Short problem: Filter the entries below, keeping every line that has the word "обязательства".

(Some records)
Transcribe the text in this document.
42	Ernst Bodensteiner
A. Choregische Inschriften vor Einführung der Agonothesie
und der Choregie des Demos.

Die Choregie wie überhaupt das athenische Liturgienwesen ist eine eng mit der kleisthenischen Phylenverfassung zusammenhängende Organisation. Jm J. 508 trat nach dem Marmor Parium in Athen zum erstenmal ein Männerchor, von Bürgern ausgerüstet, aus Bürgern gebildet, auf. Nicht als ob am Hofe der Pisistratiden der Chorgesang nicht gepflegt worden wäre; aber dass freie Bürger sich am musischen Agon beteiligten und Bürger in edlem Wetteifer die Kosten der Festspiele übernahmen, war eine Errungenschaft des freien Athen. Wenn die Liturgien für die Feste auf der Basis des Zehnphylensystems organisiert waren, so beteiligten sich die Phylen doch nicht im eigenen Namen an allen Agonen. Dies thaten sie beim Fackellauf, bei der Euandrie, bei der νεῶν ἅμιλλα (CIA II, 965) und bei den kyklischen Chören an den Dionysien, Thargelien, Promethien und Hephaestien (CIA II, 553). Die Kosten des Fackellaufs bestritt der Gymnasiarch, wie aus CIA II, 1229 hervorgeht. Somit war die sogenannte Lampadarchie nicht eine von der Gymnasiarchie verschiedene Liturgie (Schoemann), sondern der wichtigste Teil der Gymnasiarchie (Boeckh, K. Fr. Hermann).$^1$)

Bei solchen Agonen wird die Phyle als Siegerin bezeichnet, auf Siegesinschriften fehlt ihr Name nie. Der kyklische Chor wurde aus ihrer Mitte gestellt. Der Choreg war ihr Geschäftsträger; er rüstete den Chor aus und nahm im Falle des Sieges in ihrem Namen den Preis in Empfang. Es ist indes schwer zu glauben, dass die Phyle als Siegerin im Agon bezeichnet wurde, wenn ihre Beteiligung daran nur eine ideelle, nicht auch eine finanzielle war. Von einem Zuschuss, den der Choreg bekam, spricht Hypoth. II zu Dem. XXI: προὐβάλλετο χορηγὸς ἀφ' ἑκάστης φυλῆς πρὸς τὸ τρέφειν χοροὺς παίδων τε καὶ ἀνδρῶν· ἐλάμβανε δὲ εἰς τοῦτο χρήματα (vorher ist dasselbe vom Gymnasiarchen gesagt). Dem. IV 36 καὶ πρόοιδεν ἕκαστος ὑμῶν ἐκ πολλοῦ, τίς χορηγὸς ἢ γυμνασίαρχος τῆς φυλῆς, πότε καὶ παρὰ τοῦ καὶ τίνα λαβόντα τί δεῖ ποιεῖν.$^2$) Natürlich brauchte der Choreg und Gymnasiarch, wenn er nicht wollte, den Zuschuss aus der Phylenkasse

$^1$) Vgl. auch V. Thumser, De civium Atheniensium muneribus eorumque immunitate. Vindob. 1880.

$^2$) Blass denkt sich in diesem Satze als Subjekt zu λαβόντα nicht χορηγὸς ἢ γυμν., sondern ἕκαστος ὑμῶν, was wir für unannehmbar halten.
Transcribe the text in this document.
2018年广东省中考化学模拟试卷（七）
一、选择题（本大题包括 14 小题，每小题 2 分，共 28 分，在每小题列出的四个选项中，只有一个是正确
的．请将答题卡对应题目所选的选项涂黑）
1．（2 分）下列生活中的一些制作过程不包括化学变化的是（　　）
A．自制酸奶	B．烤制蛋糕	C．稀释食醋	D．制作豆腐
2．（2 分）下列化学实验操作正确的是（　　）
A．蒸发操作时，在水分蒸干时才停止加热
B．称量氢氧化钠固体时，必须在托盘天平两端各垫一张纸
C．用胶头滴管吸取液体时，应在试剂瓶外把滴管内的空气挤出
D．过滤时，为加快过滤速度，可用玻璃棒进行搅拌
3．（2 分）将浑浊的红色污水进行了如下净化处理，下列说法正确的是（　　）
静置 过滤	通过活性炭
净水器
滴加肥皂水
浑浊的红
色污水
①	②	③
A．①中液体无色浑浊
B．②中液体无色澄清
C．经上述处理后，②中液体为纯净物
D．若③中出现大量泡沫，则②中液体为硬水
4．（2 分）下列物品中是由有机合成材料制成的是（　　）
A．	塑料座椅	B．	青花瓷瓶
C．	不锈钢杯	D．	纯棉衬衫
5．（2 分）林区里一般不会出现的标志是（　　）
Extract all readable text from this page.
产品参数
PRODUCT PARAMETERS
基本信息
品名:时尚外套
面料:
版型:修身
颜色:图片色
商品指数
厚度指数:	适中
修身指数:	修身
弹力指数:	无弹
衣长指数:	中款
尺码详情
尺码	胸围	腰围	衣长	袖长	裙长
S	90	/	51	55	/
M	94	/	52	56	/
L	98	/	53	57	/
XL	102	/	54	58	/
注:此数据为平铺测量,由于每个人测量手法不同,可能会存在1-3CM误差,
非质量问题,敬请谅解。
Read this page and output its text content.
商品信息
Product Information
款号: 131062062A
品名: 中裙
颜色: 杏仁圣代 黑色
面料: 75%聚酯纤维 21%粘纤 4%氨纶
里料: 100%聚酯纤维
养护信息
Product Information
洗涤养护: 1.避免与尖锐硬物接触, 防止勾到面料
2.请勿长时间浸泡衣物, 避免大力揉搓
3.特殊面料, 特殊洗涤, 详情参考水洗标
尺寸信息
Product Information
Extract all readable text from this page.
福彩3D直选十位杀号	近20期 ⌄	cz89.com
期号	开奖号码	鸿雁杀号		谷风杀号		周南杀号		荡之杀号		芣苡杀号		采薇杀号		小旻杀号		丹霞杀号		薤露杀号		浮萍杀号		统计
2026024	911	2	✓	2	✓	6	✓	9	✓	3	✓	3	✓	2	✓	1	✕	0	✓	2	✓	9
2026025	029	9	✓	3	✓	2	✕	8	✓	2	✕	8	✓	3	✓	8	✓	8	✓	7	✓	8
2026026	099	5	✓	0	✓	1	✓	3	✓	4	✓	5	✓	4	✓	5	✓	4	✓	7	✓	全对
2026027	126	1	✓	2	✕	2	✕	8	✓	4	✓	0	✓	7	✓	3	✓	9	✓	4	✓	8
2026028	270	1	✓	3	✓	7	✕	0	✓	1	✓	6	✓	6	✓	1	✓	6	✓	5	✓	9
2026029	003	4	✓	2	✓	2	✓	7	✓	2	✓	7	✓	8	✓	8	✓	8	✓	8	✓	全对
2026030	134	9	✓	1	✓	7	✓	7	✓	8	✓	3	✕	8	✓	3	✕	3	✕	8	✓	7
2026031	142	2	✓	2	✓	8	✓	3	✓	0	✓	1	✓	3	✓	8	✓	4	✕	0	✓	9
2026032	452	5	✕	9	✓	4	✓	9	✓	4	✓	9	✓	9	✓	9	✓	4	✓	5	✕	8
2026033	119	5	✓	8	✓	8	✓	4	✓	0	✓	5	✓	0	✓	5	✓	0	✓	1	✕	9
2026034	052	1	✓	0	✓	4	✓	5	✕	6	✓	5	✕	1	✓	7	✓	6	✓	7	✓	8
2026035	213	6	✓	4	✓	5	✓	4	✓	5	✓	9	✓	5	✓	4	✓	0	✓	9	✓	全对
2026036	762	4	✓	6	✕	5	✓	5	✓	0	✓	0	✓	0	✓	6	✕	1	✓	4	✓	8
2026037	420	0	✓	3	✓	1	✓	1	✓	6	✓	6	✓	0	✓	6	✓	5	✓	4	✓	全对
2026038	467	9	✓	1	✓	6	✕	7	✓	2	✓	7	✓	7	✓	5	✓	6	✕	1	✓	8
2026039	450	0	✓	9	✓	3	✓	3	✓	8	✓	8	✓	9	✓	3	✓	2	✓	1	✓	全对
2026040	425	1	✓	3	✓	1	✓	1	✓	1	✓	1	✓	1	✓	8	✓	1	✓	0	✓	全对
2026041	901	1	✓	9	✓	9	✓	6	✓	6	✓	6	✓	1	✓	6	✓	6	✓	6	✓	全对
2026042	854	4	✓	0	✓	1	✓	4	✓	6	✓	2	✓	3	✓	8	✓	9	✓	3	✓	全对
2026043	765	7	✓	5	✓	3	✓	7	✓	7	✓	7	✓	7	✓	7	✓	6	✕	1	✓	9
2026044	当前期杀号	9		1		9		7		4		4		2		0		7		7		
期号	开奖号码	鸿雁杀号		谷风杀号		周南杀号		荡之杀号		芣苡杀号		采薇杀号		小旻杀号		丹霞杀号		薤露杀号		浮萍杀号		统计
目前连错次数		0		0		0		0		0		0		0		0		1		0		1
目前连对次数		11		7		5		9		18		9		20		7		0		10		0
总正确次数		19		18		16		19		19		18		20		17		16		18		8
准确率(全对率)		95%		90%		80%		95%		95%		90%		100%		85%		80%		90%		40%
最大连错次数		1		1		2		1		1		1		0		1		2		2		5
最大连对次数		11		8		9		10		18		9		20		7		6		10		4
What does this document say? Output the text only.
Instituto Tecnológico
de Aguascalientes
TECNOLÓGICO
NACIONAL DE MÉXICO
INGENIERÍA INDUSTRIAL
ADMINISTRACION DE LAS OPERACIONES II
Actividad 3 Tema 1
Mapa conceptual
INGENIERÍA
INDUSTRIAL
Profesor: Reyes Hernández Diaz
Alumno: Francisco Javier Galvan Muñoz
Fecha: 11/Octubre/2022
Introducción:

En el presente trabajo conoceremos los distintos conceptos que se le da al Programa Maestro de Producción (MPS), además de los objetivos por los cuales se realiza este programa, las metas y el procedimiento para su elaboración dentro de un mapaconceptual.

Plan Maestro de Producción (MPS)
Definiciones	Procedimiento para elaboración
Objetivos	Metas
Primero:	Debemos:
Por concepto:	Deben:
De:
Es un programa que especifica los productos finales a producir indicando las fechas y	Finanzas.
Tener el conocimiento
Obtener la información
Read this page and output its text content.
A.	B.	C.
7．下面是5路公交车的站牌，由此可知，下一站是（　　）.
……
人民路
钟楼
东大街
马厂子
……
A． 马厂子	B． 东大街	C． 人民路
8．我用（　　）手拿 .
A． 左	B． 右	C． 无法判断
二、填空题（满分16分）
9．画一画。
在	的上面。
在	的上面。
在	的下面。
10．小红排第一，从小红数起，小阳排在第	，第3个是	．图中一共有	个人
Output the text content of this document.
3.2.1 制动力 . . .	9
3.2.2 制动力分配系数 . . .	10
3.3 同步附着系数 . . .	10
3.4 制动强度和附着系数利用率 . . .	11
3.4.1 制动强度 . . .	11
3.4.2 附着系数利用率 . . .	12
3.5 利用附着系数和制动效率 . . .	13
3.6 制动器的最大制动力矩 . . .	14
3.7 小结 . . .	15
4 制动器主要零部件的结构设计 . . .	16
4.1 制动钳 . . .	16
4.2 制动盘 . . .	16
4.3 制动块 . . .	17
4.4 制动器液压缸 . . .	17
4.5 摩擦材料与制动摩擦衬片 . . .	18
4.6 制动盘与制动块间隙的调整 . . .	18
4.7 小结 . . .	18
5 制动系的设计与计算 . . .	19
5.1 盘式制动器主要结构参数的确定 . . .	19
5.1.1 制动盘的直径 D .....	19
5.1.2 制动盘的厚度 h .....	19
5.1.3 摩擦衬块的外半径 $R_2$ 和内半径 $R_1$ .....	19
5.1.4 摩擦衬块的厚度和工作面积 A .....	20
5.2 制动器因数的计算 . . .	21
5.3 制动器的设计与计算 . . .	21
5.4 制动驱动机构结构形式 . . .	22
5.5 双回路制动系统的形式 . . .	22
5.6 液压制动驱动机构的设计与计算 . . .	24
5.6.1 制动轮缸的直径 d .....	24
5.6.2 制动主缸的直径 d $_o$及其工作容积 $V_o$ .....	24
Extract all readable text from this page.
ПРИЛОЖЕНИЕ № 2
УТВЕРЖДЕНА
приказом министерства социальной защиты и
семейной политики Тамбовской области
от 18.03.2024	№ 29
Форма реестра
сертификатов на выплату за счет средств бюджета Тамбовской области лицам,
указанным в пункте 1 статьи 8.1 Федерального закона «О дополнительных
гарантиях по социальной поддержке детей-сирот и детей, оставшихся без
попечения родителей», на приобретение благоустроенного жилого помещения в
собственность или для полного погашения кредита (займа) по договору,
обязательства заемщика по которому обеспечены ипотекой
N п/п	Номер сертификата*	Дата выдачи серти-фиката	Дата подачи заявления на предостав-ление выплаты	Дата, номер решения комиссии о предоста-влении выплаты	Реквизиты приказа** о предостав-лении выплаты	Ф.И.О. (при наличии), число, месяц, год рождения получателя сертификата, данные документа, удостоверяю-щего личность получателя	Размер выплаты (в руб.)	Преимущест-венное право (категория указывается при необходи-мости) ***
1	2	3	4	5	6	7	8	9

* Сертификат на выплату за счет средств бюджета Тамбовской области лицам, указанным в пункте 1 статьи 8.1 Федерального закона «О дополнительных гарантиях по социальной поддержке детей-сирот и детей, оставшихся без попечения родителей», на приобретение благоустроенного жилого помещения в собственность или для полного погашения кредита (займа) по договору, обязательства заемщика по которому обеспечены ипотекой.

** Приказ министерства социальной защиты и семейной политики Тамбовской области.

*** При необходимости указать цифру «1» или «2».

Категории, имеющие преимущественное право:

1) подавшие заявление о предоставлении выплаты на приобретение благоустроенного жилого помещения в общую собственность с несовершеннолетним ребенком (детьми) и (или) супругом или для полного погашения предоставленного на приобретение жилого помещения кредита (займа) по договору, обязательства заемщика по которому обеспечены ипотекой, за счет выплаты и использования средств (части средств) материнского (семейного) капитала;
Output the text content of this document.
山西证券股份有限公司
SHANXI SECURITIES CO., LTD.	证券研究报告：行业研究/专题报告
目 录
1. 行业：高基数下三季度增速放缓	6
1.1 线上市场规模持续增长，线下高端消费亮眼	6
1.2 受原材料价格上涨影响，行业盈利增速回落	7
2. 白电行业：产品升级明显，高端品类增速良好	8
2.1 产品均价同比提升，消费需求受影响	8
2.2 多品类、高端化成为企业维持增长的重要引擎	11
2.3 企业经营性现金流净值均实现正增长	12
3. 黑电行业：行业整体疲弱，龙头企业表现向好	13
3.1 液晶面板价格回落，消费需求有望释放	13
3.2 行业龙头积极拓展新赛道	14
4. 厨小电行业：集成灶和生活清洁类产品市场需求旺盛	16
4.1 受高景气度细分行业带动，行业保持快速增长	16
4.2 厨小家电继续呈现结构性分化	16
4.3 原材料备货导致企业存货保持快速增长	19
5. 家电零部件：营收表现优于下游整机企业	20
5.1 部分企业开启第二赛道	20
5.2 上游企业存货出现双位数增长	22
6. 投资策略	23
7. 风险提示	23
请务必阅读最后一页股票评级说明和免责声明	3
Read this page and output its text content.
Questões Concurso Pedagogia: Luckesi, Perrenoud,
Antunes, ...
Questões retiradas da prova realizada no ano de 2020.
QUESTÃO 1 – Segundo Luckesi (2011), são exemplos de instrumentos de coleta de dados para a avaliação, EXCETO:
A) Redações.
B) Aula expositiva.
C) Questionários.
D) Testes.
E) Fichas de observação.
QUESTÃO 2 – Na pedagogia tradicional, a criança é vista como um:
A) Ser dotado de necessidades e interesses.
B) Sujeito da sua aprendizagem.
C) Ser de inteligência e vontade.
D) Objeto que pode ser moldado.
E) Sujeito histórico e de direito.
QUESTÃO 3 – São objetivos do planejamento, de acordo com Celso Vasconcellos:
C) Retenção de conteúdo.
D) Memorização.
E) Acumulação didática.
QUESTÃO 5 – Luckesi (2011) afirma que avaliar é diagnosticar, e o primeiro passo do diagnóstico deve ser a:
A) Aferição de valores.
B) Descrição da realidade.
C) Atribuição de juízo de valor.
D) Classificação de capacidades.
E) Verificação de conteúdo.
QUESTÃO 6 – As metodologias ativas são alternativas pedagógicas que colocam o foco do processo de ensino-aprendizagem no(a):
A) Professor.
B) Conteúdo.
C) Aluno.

Reply to the exercise:
обязательства заемщика по которому обеспечены ипотекой
* Сертификат на выплату за счет средств бюджета Тамбовской области лицам, указанным в пункте 1 статьи 8.1 Федерального закона «О дополнительных гарантиях по социальной поддержке детей-сирот и детей, оставшихся без попечения родителей», на приобретение благоустроенного жилого помещения в собственность или для полного погашения кредита (займа) по договору, обязательства заемщика по которому обеспечены ипотекой.
1) подавшие заявление о предоставлении выплаты на приобретение благоустроенного жилого помещения в общую собственность с несовершеннолетним ребенком (детьми) и (или) супругом или для полного погашения предоставленного на приобретение жилого помещения кредита (займа) по договору, обязательства заемщика по которому обеспечены ипотекой, за счет выплаты и использования средств (части средств) материнского (семейного) капитала;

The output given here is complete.